— Instruction —
Take each line containing the word "JSON" and copy it.

— Listing —
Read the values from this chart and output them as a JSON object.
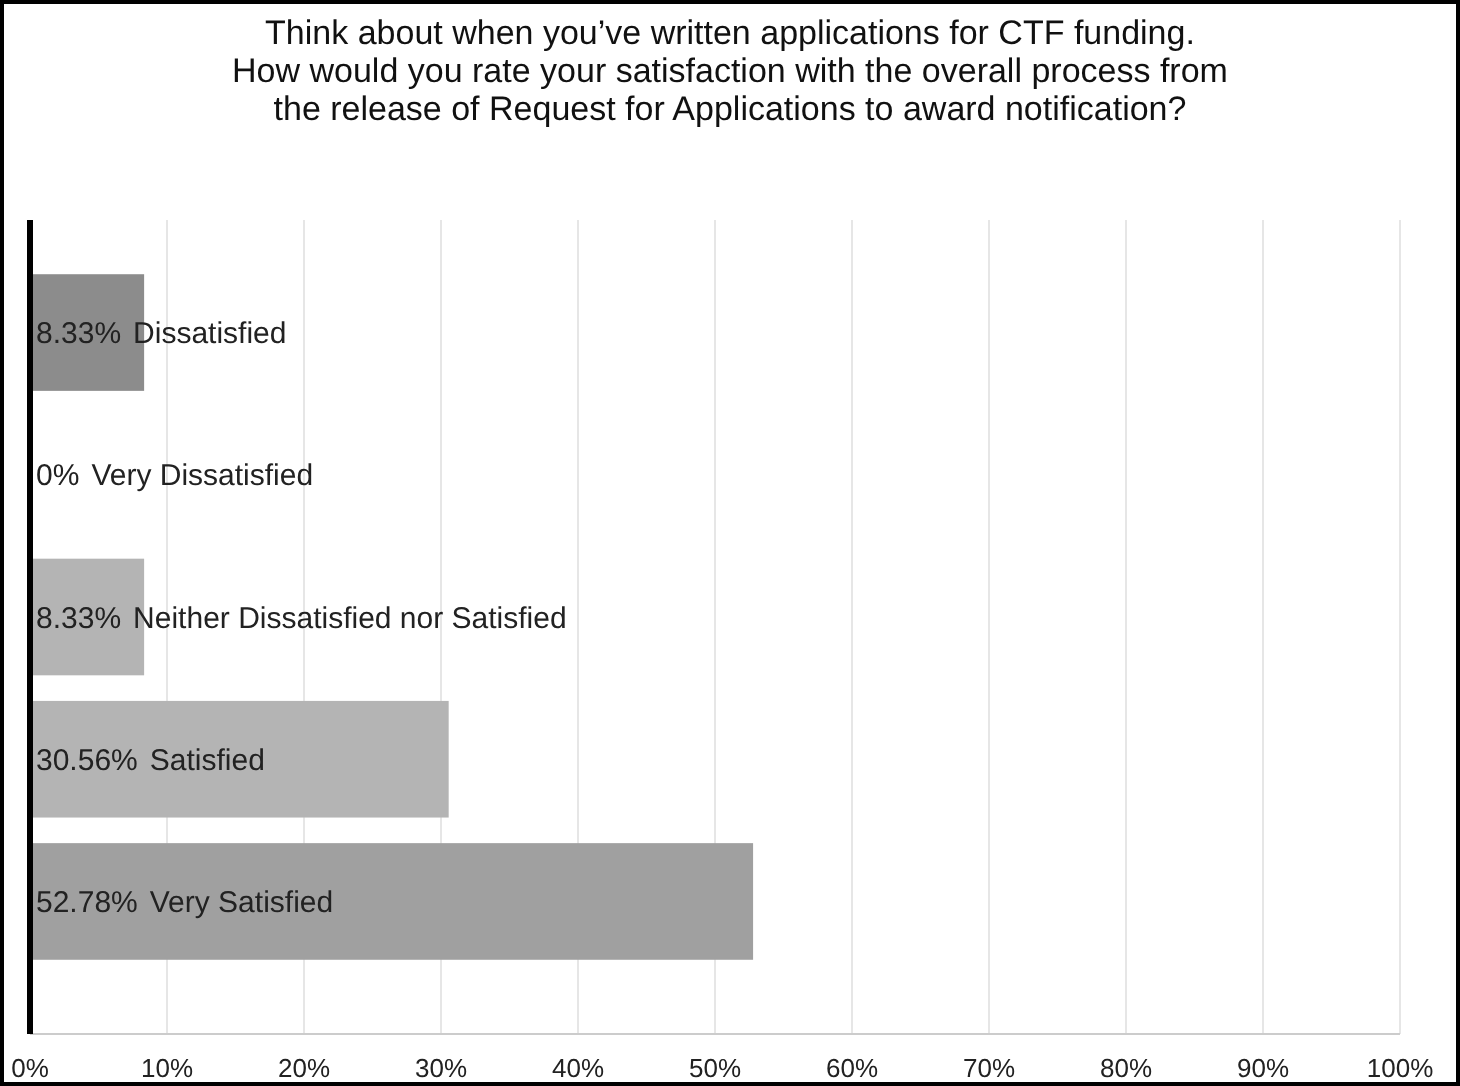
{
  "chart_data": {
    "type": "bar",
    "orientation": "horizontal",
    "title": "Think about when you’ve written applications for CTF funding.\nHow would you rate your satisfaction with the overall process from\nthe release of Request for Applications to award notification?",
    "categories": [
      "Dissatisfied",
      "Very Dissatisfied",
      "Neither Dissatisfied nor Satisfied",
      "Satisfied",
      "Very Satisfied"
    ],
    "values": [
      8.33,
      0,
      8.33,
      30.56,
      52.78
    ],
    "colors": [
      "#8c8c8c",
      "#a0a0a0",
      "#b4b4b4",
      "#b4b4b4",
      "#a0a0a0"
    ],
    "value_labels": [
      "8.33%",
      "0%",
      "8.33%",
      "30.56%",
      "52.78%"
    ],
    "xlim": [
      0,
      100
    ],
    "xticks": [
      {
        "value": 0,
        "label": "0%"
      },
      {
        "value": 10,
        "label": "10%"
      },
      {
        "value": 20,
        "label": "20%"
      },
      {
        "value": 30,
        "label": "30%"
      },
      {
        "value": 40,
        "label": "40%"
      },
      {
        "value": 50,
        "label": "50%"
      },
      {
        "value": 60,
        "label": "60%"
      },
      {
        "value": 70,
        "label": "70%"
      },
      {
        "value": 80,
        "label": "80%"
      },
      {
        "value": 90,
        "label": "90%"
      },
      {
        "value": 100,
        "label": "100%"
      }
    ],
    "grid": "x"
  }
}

...

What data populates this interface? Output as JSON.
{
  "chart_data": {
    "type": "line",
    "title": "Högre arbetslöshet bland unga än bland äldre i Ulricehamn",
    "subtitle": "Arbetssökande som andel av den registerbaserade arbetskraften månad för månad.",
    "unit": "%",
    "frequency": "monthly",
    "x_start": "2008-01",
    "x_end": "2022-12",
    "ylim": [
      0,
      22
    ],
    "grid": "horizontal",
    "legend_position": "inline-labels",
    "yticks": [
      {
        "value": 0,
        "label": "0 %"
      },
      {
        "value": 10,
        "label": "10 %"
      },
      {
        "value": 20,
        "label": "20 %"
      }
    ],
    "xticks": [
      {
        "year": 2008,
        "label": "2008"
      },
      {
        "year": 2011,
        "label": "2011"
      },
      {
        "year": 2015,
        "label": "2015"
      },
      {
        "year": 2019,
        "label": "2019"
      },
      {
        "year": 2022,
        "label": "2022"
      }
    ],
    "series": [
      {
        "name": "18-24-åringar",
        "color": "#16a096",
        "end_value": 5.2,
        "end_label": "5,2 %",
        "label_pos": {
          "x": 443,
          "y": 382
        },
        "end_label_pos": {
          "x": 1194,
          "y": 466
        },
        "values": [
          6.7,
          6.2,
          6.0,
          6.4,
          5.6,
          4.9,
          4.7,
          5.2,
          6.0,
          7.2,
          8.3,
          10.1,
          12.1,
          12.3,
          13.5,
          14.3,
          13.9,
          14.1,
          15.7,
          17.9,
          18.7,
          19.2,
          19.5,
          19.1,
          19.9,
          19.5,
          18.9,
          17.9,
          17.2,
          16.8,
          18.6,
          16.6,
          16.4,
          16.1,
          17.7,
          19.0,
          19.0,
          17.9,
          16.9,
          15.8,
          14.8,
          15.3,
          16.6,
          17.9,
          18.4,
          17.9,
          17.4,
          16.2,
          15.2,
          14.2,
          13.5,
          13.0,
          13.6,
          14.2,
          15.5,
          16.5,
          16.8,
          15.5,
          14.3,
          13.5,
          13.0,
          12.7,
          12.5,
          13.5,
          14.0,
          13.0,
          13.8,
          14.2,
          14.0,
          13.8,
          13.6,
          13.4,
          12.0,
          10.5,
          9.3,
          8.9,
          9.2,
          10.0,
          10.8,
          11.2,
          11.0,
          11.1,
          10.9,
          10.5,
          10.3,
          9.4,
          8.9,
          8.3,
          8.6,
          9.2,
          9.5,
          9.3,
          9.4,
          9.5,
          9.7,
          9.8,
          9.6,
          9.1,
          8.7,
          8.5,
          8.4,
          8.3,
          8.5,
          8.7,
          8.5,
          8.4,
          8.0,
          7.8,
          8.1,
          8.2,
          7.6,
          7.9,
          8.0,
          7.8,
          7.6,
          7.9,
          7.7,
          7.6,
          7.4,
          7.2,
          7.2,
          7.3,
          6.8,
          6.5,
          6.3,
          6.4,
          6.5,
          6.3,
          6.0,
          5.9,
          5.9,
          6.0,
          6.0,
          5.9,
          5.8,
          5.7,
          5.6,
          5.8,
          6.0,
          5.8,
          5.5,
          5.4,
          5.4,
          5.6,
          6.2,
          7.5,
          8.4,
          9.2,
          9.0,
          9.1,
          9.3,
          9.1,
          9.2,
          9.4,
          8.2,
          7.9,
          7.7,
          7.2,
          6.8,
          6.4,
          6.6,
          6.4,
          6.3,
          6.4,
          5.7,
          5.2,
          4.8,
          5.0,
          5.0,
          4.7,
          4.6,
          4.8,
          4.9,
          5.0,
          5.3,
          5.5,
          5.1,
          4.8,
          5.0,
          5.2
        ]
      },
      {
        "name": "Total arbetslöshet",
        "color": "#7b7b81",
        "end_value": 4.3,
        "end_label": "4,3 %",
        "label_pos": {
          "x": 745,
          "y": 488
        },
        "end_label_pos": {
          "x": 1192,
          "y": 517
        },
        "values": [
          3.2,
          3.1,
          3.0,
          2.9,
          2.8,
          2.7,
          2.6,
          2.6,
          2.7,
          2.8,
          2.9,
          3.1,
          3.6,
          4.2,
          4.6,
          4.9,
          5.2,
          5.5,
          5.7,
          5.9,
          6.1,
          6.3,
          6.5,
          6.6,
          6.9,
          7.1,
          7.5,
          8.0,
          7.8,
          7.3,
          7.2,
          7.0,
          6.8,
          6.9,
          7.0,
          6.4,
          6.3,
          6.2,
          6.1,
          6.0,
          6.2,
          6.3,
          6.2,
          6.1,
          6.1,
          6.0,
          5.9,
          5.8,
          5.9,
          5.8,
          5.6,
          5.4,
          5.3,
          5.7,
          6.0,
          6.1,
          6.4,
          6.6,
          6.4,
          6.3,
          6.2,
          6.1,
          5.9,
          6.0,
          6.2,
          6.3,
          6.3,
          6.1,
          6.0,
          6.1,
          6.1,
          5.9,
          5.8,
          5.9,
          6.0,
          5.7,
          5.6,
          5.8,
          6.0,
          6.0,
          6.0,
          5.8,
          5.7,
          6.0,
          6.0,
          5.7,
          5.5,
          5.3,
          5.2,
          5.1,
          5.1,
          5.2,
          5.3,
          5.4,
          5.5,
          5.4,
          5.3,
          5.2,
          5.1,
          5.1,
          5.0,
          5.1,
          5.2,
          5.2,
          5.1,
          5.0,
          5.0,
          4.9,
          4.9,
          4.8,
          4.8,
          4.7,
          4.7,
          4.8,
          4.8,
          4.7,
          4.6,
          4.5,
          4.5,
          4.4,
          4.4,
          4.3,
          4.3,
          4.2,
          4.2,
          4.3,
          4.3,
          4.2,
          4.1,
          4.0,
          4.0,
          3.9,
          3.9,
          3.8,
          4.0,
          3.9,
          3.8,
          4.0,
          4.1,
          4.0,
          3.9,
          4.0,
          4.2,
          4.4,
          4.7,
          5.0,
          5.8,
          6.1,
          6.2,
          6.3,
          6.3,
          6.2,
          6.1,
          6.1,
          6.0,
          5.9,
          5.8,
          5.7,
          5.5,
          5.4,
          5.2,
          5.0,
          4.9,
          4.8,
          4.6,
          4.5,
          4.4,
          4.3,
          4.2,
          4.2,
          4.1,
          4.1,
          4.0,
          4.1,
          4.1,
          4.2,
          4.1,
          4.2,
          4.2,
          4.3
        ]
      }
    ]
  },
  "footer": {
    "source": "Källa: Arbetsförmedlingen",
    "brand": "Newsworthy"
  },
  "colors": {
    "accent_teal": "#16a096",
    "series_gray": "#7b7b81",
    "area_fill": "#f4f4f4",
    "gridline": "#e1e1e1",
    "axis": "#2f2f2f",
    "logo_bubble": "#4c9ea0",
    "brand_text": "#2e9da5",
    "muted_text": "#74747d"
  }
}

— Exercise answer —
Read the values from this chart and output them as a JSON object.
What data populates this interface? Output as JSON.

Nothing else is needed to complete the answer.